• **Task prompt**
Copy out all of the material exactly as presented.

• **Record list**
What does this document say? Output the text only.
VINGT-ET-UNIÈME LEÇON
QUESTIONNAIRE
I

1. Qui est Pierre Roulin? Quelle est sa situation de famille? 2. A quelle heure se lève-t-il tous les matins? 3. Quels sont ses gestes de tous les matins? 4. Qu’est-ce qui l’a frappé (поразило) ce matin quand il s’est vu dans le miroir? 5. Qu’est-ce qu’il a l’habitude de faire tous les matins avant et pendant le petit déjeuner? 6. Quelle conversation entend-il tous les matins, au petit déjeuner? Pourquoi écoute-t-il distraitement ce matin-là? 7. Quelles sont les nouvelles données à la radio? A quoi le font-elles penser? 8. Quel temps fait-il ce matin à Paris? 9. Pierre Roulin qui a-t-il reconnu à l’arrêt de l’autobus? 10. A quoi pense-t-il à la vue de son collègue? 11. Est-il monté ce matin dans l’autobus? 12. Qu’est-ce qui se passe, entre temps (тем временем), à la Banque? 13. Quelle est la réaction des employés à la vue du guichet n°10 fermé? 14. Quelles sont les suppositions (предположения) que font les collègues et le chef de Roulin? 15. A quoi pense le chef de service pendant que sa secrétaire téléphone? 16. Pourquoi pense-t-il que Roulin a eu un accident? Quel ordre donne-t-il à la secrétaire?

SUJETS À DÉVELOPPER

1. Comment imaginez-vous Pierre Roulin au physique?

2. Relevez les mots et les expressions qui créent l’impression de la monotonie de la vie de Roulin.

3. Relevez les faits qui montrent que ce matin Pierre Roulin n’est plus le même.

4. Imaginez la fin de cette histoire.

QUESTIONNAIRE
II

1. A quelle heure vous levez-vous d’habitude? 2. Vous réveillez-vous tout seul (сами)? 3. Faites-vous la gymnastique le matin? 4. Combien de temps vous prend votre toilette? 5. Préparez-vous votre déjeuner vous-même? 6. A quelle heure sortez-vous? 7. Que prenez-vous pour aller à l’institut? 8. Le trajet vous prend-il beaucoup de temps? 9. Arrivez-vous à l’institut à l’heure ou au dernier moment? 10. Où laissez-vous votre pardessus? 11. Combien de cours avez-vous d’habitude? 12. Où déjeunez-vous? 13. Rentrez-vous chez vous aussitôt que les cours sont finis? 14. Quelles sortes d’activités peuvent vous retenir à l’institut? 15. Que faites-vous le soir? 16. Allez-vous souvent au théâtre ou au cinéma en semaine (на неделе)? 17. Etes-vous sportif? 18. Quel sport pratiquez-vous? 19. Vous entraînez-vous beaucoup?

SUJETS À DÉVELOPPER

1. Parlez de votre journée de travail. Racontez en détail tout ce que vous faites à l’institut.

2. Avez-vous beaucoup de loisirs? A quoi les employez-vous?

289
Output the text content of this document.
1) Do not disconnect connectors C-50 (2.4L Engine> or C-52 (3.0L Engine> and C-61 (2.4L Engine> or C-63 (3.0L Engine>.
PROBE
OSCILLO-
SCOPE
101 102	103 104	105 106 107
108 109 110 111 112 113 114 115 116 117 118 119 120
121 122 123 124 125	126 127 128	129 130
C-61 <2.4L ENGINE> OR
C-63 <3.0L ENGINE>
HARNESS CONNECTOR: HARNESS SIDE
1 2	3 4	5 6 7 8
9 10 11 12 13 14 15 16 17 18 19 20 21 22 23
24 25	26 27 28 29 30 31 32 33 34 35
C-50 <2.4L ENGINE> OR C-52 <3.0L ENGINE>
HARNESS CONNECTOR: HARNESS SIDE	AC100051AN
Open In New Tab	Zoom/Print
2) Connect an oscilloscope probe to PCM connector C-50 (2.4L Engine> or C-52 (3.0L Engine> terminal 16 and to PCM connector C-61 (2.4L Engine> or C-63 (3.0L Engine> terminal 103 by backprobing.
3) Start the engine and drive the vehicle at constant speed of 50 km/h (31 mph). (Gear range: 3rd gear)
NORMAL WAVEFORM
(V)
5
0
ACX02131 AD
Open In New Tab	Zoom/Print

• **Solution for this exercise**
What does this document say? Output the text only.
VINGT-ET-UNIÈME LEÇON
QUESTIONNAIRE
I

1. Qui est Pierre Roulin? Quelle est sa situation de famille? 2. A quelle heure se lève-t-il tous les matins? 3. Quels sont ses gestes de tous les matins? 4. Qu’est-ce qui l’a frappé (поразило) ce matin quand il s’est vu dans le miroir? 5. Qu’est-ce qu’il a l’habitude de faire tous les matins avant et pendant le petit déjeuner? 6. Quelle conversation entend-il tous les matins, au petit déjeuner? Pourquoi écoute-t-il distraitement ce matin-là? 7. Quelles sont les nouvelles données à la radio? A quoi le font-elles penser? 8. Quel temps fait-il ce matin à Paris? 9. Pierre Roulin qui a-t-il reconnu à l’arrêt de l’autobus? 10. A quoi pense-t-il à la vue de son collègue? 11. Est-il monté ce matin dans l’autobus? 12. Qu’est-ce qui se passe, entre temps (тем временем), à la Banque? 13. Quelle est la réaction des employés à la vue du guichet n°10 fermé? 14. Quelles sont les suppositions (предположения) que font les collègues et le chef de Roulin? 15. A quoi pense le chef de service pendant que sa secrétaire téléphone? 16. Pourquoi pense-t-il que Roulin a eu un accident? Quel ordre donne-t-il à la secrétaire?

SUJETS À DÉVELOPPER

1. Comment imaginez-vous Pierre Roulin au physique?

2. Relevez les mots et les expressions qui créent l’impression de la monotonie de la vie de Roulin.

3. Relevez les faits qui montrent que ce matin Pierre Roulin n’est plus le même.

4. Imaginez la fin de cette histoire.

QUESTIONNAIRE
II

1. A quelle heure vous levez-vous d’habitude? 2. Vous réveillez-vous tout seul (сами)? 3. Faites-vous la gymnastique le matin? 4. Combien de temps vous prend votre toilette? 5. Préparez-vous votre déjeuner vous-même? 6. A quelle heure sortez-vous? 7. Que prenez-vous pour aller à l’institut? 8. Le trajet vous prend-il beaucoup de temps? 9. Arrivez-vous à l’institut à l’heure ou au dernier moment? 10. Où laissez-vous votre pardessus? 11. Combien de cours avez-vous d’habitude? 12. Où déjeunez-vous? 13. Rentrez-vous chez vous aussitôt que les cours sont finis? 14. Quelles sortes d’activités peuvent vous retenir à l’institut? 15. Que faites-vous le soir? 16. Allez-vous souvent au théâtre ou au cinéma en semaine (на неделе)? 17. Etes-vous sportif? 18. Quel sport pratiquez-vous? 19. Vous entraînez-vous beaucoup?

SUJETS À DÉVELOPPER

1. Parlez de votre journée de travail. Racontez en détail tout ce que vous faites à l’institut.

2. Avez-vous beaucoup de loisirs? A quoi les employez-vous?

289
Output the text content of this document.
1) Do not disconnect connectors C-50 (2.4L Engine> or C-52 (3.0L Engine> and C-61 (2.4L Engine> or C-63 (3.0L Engine>.
PROBE
OSCILLO-
SCOPE
101 102	103 104	105 106 107
108 109 110 111 112 113 114 115 116 117 118 119 120
121 122 123 124 125	126 127 128	129 130
C-61 <2.4L ENGINE> OR
C-63 <3.0L ENGINE>
HARNESS CONNECTOR: HARNESS SIDE
1 2	3 4	5 6 7 8
9 10 11 12 13 14 15 16 17 18 19 20 21 22 23
24 25	26 27 28 29 30 31 32 33 34 35
C-50 <2.4L ENGINE> OR C-52 <3.0L ENGINE>
HARNESS CONNECTOR: HARNESS SIDE	AC100051AN
Open In New Tab	Zoom/Print
2) Connect an oscilloscope probe to PCM connector C-50 (2.4L Engine> or C-52 (3.0L Engine> terminal 16 and to PCM connector C-61 (2.4L Engine> or C-63 (3.0L Engine> terminal 103 by backprobing.
3) Start the engine and drive the vehicle at constant speed of 50 km/h (31 mph). (Gear range: 3rd gear)
NORMAL WAVEFORM
(V)
5
0
ACX02131 AD
Open In New Tab	Zoom/Print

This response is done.